* _Entries shown_

============================================================

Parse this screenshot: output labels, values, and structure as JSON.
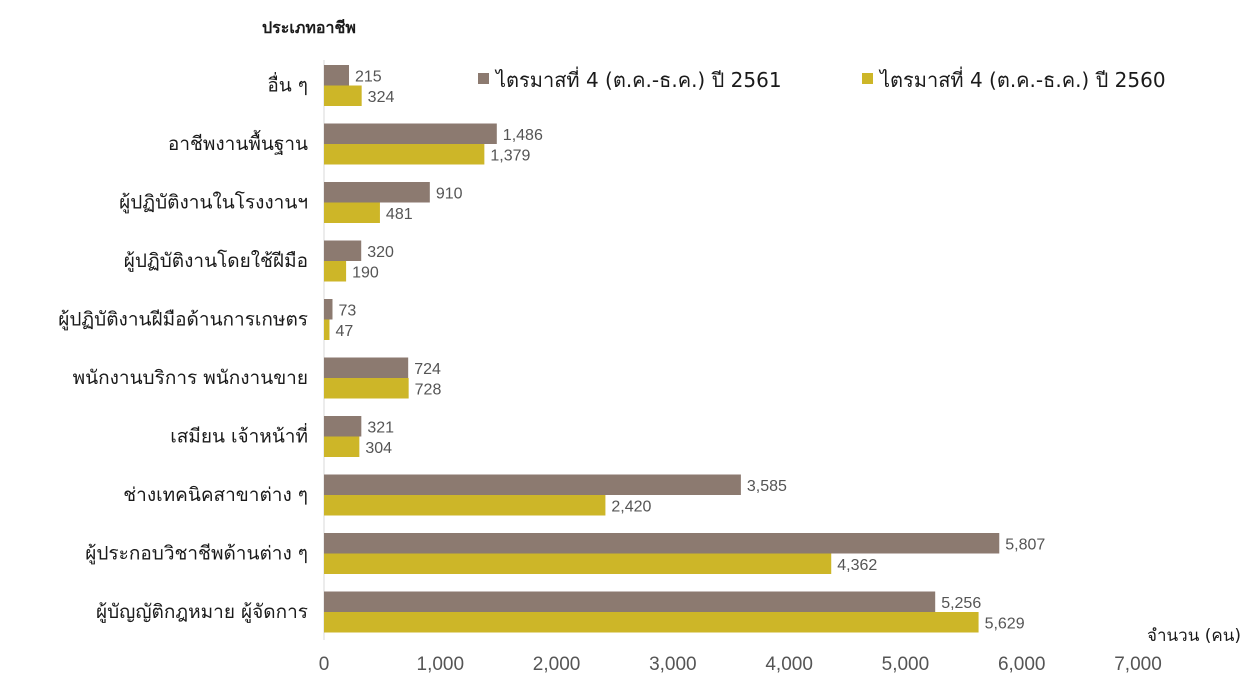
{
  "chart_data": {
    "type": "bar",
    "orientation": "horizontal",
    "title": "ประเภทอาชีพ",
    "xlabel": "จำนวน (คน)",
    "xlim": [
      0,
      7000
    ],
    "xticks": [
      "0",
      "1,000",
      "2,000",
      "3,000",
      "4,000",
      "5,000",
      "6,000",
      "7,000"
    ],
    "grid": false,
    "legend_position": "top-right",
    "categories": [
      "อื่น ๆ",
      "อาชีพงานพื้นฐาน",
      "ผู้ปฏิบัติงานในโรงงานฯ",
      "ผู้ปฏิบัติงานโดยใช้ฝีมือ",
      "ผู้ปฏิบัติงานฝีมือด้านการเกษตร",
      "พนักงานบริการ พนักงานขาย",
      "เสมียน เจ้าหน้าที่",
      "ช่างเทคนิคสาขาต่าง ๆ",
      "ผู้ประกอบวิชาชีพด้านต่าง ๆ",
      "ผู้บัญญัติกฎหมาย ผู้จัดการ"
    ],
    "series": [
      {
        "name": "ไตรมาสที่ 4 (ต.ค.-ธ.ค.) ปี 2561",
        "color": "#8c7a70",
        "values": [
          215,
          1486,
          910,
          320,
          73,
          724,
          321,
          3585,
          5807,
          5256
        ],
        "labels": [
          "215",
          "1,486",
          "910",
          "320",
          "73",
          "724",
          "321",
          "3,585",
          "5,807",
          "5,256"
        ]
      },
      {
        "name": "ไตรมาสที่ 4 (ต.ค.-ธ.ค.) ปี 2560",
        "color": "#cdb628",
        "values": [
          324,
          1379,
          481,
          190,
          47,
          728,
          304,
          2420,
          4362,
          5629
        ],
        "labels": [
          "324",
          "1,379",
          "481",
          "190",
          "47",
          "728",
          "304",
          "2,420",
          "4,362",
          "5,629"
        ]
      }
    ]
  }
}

============================================================

* _Task goal_
From the entries, report each line that includes the word "ไตรมาสท".

* _Completed task_
        "name": "ไตรมาสที่ 4 (ต.ค.-ธ.ค.) ปี 2561",
        "name": "ไตรมาสที่ 4 (ต.ค.-ธ.ค.) ปี 2560",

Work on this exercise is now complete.